* GIVEN REQUEST
Copy out the lines that have "image" in them.

Begin DATASET ROWS

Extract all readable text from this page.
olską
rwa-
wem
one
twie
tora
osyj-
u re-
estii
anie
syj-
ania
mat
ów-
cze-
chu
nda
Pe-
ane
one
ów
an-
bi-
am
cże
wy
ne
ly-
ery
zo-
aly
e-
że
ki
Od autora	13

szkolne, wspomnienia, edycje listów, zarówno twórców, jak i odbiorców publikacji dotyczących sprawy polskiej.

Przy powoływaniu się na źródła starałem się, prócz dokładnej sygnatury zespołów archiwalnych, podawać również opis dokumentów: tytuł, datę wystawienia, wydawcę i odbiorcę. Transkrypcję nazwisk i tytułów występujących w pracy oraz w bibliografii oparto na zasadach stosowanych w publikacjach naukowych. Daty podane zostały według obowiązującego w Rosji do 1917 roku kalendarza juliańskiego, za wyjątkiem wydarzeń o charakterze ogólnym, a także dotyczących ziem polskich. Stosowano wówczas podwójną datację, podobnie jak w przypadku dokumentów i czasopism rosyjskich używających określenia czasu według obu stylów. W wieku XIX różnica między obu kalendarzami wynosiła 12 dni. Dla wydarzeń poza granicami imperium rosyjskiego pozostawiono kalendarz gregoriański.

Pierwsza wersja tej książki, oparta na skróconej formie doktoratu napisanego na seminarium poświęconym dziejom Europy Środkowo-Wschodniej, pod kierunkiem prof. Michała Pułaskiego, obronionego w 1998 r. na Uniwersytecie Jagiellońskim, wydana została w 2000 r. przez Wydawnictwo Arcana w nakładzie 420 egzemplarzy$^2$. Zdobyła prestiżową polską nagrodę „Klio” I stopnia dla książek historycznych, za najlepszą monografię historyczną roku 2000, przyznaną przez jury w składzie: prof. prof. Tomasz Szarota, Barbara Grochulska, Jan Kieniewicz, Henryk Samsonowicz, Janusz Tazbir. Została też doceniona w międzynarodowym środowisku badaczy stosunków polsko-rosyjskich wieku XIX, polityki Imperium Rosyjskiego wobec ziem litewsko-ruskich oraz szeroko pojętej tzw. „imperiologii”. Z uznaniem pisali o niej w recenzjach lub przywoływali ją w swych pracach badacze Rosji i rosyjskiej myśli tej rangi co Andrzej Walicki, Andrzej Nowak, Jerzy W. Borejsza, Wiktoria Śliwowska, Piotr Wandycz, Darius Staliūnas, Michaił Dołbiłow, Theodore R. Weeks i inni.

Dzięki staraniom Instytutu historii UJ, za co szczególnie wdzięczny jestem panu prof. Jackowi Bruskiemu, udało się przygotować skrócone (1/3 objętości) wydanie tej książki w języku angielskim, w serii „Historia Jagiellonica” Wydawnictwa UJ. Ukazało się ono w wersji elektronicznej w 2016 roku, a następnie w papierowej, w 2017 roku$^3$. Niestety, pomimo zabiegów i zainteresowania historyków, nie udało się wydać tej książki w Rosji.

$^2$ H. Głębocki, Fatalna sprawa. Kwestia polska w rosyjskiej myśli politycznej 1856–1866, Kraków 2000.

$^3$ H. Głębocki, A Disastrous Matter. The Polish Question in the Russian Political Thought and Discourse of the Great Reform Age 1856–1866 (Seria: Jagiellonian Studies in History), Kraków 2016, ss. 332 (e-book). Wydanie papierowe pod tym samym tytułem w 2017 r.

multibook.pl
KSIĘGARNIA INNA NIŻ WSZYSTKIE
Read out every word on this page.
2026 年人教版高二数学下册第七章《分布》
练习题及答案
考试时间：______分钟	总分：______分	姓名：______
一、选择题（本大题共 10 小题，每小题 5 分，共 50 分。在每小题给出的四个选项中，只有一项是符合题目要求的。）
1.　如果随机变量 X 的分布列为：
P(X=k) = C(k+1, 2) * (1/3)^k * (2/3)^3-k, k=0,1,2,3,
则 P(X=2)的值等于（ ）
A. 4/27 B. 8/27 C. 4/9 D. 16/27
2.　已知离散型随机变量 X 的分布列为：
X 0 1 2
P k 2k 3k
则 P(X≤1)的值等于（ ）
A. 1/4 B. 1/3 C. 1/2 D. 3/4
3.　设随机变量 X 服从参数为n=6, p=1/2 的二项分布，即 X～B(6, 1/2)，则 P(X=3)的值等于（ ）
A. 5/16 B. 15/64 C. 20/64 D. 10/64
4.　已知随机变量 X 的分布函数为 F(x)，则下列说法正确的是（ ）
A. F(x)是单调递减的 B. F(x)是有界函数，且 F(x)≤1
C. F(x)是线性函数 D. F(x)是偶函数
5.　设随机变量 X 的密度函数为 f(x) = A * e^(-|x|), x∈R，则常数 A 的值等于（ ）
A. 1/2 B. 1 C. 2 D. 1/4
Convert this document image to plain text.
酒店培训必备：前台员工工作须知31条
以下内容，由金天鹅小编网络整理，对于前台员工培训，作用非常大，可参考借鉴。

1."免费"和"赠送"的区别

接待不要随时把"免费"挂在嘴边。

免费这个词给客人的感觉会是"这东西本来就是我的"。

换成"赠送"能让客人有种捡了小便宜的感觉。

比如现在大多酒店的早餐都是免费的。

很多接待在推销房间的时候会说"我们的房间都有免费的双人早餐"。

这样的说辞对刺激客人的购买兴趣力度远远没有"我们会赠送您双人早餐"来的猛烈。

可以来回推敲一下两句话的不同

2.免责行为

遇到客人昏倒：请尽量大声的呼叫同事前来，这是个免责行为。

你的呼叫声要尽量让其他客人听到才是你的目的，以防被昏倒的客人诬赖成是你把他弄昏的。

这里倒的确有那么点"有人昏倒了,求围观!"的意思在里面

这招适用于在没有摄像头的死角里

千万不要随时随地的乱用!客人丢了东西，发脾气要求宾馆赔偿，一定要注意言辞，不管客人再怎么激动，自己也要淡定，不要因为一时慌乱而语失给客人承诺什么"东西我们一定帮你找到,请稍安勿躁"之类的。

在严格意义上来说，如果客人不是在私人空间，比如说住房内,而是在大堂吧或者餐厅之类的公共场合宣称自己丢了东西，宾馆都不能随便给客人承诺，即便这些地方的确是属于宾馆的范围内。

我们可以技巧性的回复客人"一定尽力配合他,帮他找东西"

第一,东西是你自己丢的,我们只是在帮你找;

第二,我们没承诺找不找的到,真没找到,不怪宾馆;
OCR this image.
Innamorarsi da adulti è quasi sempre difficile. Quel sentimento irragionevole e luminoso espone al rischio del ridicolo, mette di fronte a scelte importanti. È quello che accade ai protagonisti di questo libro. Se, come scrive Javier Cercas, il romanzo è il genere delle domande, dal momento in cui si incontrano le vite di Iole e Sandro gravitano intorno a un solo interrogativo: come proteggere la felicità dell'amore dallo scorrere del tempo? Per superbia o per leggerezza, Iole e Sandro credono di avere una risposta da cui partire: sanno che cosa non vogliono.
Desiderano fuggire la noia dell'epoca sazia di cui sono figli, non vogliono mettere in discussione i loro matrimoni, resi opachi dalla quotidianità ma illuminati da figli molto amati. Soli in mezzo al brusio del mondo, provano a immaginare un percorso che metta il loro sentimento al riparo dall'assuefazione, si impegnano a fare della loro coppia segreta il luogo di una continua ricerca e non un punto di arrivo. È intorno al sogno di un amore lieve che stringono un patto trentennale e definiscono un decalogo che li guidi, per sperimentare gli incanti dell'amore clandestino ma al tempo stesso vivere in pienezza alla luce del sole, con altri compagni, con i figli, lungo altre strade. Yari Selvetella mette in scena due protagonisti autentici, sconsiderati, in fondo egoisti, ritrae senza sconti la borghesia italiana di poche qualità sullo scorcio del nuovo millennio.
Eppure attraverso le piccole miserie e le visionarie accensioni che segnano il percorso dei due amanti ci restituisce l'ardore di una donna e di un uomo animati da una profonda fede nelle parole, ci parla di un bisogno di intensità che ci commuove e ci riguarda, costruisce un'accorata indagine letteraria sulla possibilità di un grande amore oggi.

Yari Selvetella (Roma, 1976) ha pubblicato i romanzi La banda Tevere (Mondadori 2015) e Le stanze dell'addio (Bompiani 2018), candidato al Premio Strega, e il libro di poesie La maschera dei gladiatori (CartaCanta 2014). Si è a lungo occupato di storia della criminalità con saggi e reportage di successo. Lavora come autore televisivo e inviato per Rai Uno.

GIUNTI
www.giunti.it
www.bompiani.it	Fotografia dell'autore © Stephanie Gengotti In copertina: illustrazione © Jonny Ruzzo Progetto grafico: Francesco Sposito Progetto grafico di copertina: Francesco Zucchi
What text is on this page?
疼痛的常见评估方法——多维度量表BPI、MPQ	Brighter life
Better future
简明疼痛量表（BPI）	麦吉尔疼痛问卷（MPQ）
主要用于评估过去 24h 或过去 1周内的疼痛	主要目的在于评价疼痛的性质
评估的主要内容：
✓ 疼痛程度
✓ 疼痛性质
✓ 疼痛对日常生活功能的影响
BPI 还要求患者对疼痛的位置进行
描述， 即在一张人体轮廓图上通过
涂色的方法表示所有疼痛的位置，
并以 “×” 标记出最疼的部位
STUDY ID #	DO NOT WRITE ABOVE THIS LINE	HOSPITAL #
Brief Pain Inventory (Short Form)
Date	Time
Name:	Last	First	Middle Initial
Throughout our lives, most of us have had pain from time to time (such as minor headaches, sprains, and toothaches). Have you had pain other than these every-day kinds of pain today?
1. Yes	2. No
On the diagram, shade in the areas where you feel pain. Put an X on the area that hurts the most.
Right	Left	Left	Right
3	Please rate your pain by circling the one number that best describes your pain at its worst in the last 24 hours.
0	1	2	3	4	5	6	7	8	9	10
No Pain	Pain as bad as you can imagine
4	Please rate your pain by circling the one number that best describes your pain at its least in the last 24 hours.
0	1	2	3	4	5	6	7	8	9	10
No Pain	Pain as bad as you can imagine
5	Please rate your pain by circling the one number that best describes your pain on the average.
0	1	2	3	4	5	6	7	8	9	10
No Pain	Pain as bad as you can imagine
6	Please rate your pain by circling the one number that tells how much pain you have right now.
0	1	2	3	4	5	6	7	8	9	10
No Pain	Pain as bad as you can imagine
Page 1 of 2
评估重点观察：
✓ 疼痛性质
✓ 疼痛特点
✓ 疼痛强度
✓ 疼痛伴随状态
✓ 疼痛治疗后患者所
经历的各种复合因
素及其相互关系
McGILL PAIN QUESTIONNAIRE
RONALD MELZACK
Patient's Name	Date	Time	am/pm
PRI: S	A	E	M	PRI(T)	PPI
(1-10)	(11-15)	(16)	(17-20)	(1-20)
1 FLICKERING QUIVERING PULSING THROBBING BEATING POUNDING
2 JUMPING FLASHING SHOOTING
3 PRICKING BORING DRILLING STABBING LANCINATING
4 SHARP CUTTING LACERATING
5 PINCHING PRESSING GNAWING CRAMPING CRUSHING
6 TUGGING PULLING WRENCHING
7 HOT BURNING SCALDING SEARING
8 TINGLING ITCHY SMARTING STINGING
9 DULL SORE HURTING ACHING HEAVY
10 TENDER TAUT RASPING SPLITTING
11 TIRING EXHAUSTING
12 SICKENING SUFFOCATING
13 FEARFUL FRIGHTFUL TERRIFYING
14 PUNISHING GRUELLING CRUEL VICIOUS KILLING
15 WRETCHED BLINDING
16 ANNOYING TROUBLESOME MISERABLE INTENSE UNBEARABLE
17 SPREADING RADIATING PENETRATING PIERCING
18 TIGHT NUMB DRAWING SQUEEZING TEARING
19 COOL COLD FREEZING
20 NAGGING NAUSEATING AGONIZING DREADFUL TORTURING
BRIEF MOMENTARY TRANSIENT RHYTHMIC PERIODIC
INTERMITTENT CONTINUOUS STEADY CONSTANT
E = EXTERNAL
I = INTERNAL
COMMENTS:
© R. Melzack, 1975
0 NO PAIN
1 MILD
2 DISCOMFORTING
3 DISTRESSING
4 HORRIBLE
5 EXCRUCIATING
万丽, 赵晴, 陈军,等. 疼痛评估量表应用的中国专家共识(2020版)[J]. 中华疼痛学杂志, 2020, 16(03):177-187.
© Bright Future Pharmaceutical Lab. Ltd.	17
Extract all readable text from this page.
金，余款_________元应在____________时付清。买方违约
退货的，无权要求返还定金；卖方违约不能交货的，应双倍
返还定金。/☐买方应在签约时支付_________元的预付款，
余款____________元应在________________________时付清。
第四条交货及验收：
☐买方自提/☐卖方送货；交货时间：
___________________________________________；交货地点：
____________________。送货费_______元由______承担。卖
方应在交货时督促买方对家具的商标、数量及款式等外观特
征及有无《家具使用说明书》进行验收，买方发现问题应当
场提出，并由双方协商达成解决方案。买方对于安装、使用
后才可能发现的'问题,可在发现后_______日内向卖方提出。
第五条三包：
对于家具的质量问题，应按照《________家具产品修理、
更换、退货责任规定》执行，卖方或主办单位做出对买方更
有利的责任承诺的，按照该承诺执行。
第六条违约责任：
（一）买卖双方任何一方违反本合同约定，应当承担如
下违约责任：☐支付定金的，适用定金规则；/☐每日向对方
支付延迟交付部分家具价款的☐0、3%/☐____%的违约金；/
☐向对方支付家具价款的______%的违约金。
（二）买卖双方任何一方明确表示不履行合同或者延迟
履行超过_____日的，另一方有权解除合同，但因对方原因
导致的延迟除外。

End DATASET ROWS

* EXERCISE ANSWER
Convert this document image to plain text.
OCR this image.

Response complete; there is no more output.